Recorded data
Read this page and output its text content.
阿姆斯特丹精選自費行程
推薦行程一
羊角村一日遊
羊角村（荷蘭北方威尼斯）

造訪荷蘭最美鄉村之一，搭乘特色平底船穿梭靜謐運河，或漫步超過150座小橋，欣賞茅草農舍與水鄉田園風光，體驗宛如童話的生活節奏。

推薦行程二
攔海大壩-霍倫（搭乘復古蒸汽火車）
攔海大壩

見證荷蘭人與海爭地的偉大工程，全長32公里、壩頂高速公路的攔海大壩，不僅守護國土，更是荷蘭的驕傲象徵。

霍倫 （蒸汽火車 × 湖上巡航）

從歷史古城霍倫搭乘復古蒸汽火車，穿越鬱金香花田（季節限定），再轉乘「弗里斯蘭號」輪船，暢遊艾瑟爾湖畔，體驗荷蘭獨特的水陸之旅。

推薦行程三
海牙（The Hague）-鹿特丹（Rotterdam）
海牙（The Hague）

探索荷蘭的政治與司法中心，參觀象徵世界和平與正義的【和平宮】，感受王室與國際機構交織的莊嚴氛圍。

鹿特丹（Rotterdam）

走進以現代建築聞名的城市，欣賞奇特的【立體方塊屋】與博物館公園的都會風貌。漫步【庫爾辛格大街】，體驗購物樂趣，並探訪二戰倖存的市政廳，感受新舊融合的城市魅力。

■ **GIVEN INSTRUCTION**:
Find every line containing the word "Hague", then give the total and nothing more.

■ **RESPONSE TO THIS EXERCISE**:
2